- [Exercise directions] In the data below, rename every "colorbar-segment" to "colorbar-bin" and leave everything else unchanged. Leave the pictures out of your answer.

- [Given data]
:::::

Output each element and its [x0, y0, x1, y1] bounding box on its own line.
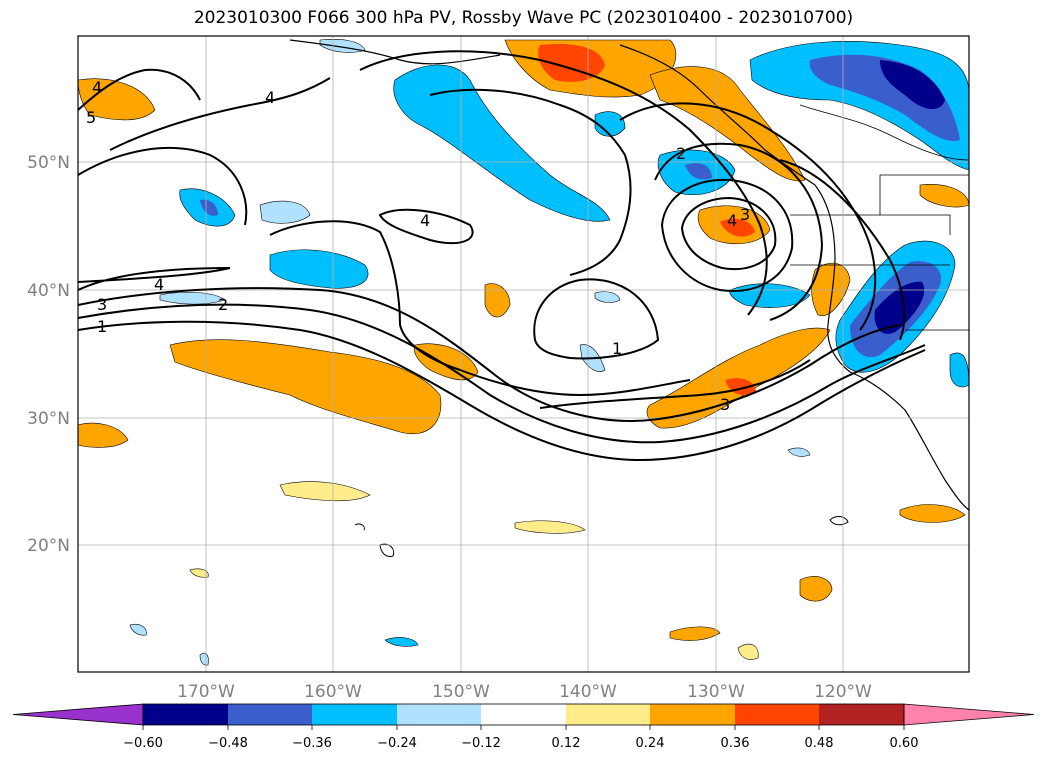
contour-label: 5: [86, 108, 96, 127]
contour-labels: 4 4 5 4 4 3 2 1 2 3 4 1 3: [86, 78, 750, 414]
colorbar-segment: [819, 704, 904, 725]
contour-line-12: [660, 178, 794, 292]
contour-line-5: [539, 359, 811, 409]
contour-label: 4: [727, 211, 737, 230]
coastlines: [289, 39, 970, 557]
colorbar-segment: [481, 704, 566, 725]
colorbar-tick-label: −0.48: [208, 736, 248, 751]
lon-label: 120°W: [814, 682, 872, 702]
contour-line-14: [619, 102, 877, 331]
map-frame: [77, 35, 970, 673]
contour-line-6: [533, 278, 660, 360]
contour-label: 1: [97, 317, 107, 336]
contour-line-2: [77, 303, 926, 444]
contour-label: 4: [265, 88, 275, 107]
gridlines: [78, 36, 969, 672]
colorbar-segment: [312, 704, 397, 725]
colorbar-tick-label: 0.24: [636, 736, 665, 751]
lat-label: 40°N: [27, 281, 70, 301]
colorbar-segment: [735, 704, 819, 725]
lon-label: 170°W: [177, 682, 235, 702]
contour-line-18: [109, 77, 331, 151]
map-title: 2023010300 F066 300 hPa PV, Rossby Wave …: [193, 8, 854, 28]
contour-line-11: [680, 196, 777, 271]
lon-label: 150°W: [432, 682, 490, 702]
colorbar-high-extend: [903, 703, 1035, 726]
lat-label: 20°N: [27, 536, 70, 556]
contour-line-17: [77, 68, 201, 111]
contour-label: 3: [740, 205, 750, 224]
lat-label: 30°N: [27, 409, 70, 429]
contour-label: 4: [420, 211, 430, 230]
contour-line-4: [77, 267, 231, 291]
contour-line-15: [779, 159, 906, 341]
lon-label: 160°W: [304, 682, 362, 702]
lon-label: 140°W: [559, 682, 617, 702]
colorbar-tick-label: −0.24: [377, 736, 417, 751]
colorbar-tick-label: 0.60: [890, 736, 919, 751]
colorbar: −0.60 −0.48 −0.36 −0.24 −0.12 0.12 0.24 …: [12, 703, 1035, 751]
colorbar-segment: [143, 704, 228, 725]
contour-label: 1: [612, 339, 622, 358]
longitude-labels: 170°W 160°W 150°W 140°W 130°W 120°W: [177, 682, 872, 702]
colorbar-segment: [650, 704, 735, 725]
colorbar-segment: [566, 704, 650, 725]
contour-line-1: [77, 320, 926, 462]
contour-line-10: [359, 50, 768, 316]
negative-anomaly-shading: [129, 39, 970, 666]
map-panel: 4 4 5 4 4 3 2 1 2 3 4 1 3: [77, 35, 970, 673]
rossby-contours: [77, 50, 926, 462]
colorbar-segment: [228, 704, 312, 725]
contour-line-16: [77, 146, 248, 226]
colorbar-tick-label: 0.12: [552, 736, 581, 751]
contour-line-8: [269, 220, 691, 397]
colorbar-tick-label: 0.48: [805, 736, 834, 751]
contour-line-13: [654, 142, 824, 321]
colorbar-tick-label: −0.60: [123, 736, 163, 751]
colorbar-tick-label: −0.12: [461, 736, 501, 751]
contour-line-7: [378, 208, 474, 245]
colorbar-low-extend: [12, 703, 144, 726]
lat-label: 50°N: [27, 153, 70, 173]
contour-label: 2: [218, 295, 228, 314]
lon-label: 130°W: [687, 682, 745, 702]
colorbar-tick-label: −0.36: [292, 736, 332, 751]
colorbar-segment: [397, 704, 481, 725]
contour-label: 4: [92, 78, 102, 97]
contour-label: 4: [154, 275, 164, 294]
contour-label: 2: [676, 144, 686, 163]
latitude-labels: 50°N 40°N 30°N 20°N: [27, 153, 70, 556]
contour-line-9: [429, 88, 632, 276]
contour-line-3: [77, 287, 901, 422]
contour-label: 3: [720, 395, 730, 414]
contour-label: 3: [97, 295, 107, 314]
colorbar-tick-label: 0.36: [721, 736, 750, 751]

:::::

- [Exercise output]
Output each element and its [x0, y0, x1, y1] bounding box on its own line.
contour-label: 5: [86, 108, 96, 127]
contour-labels: 4 4 5 4 4 3 2 1 2 3 4 1 3: [86, 78, 750, 414]
colorbar-bin: [819, 704, 904, 725]
contour-line-12: [660, 178, 794, 292]
contour-line-5: [539, 359, 811, 409]
contour-label: 4: [727, 211, 737, 230]
coastlines: [289, 39, 970, 557]
colorbar-bin: [481, 704, 566, 725]
colorbar-tick-label: −0.48: [208, 736, 248, 751]
lon-label: 120°W: [814, 682, 872, 702]
contour-line-14: [619, 102, 877, 331]
map-frame: [77, 35, 970, 673]
contour-line-6: [533, 278, 660, 360]
contour-label: 1: [97, 317, 107, 336]
contour-line-2: [77, 303, 926, 444]
contour-label: 4: [265, 88, 275, 107]
gridlines: [78, 36, 969, 672]
colorbar-bin: [312, 704, 397, 725]
colorbar-tick-label: 0.24: [636, 736, 665, 751]
lat-label: 40°N: [27, 281, 70, 301]
colorbar-bin: [735, 704, 819, 725]
lon-label: 170°W: [177, 682, 235, 702]
contour-line-18: [109, 77, 331, 151]
map-title: 2023010300 F066 300 hPa PV, Rossby Wave …: [193, 8, 854, 28]
contour-line-11: [680, 196, 777, 271]
lon-label: 150°W: [432, 682, 490, 702]
colorbar-high-extend: [903, 703, 1035, 726]
lat-label: 20°N: [27, 536, 70, 556]
contour-line-17: [77, 68, 201, 111]
contour-label: 3: [740, 205, 750, 224]
lat-label: 30°N: [27, 409, 70, 429]
contour-label: 4: [420, 211, 430, 230]
contour-line-4: [77, 267, 231, 291]
contour-line-15: [779, 159, 906, 341]
lon-label: 160°W: [304, 682, 362, 702]
lon-label: 140°W: [559, 682, 617, 702]
colorbar-tick-label: −0.24: [377, 736, 417, 751]
colorbar-tick-label: 0.60: [890, 736, 919, 751]
colorbar: −0.60 −0.48 −0.36 −0.24 −0.12 0.12 0.24 …: [12, 703, 1035, 751]
colorbar-bin: [143, 704, 228, 725]
contour-label: 1: [612, 339, 622, 358]
longitude-labels: 170°W 160°W 150°W 140°W 130°W 120°W: [177, 682, 872, 702]
colorbar-bin: [650, 704, 735, 725]
colorbar-bin: [566, 704, 650, 725]
contour-line-1: [77, 320, 926, 462]
contour-line-10: [359, 50, 768, 316]
negative-anomaly-shading: [129, 39, 970, 666]
map-panel: 4 4 5 4 4 3 2 1 2 3 4 1 3: [77, 35, 970, 673]
rossby-contours: [77, 50, 926, 462]
colorbar-bin: [228, 704, 312, 725]
contour-line-16: [77, 146, 248, 226]
colorbar-tick-label: 0.12: [552, 736, 581, 751]
contour-line-8: [269, 220, 691, 397]
colorbar-tick-label: 0.48: [805, 736, 834, 751]
contour-line-13: [654, 142, 824, 321]
colorbar-tick-label: −0.60: [123, 736, 163, 751]
colorbar-tick-label: −0.12: [461, 736, 501, 751]
contour-line-7: [378, 208, 474, 245]
colorbar-low-extend: [12, 703, 144, 726]
lat-label: 50°N: [27, 153, 70, 173]
contour-label: 2: [218, 295, 228, 314]
lon-label: 130°W: [687, 682, 745, 702]
colorbar-tick-label: −0.36: [292, 736, 332, 751]
colorbar-bin: [397, 704, 481, 725]
contour-label: 4: [92, 78, 102, 97]
contour-label: 4: [154, 275, 164, 294]
contour-label: 2: [676, 144, 686, 163]
latitude-labels: 50°N 40°N 30°N 20°N: [27, 153, 70, 556]
contour-line-9: [429, 88, 632, 276]
contour-line-3: [77, 287, 901, 422]
contour-label: 3: [720, 395, 730, 414]
contour-label: 3: [97, 295, 107, 314]
colorbar-tick-label: 0.36: [721, 736, 750, 751]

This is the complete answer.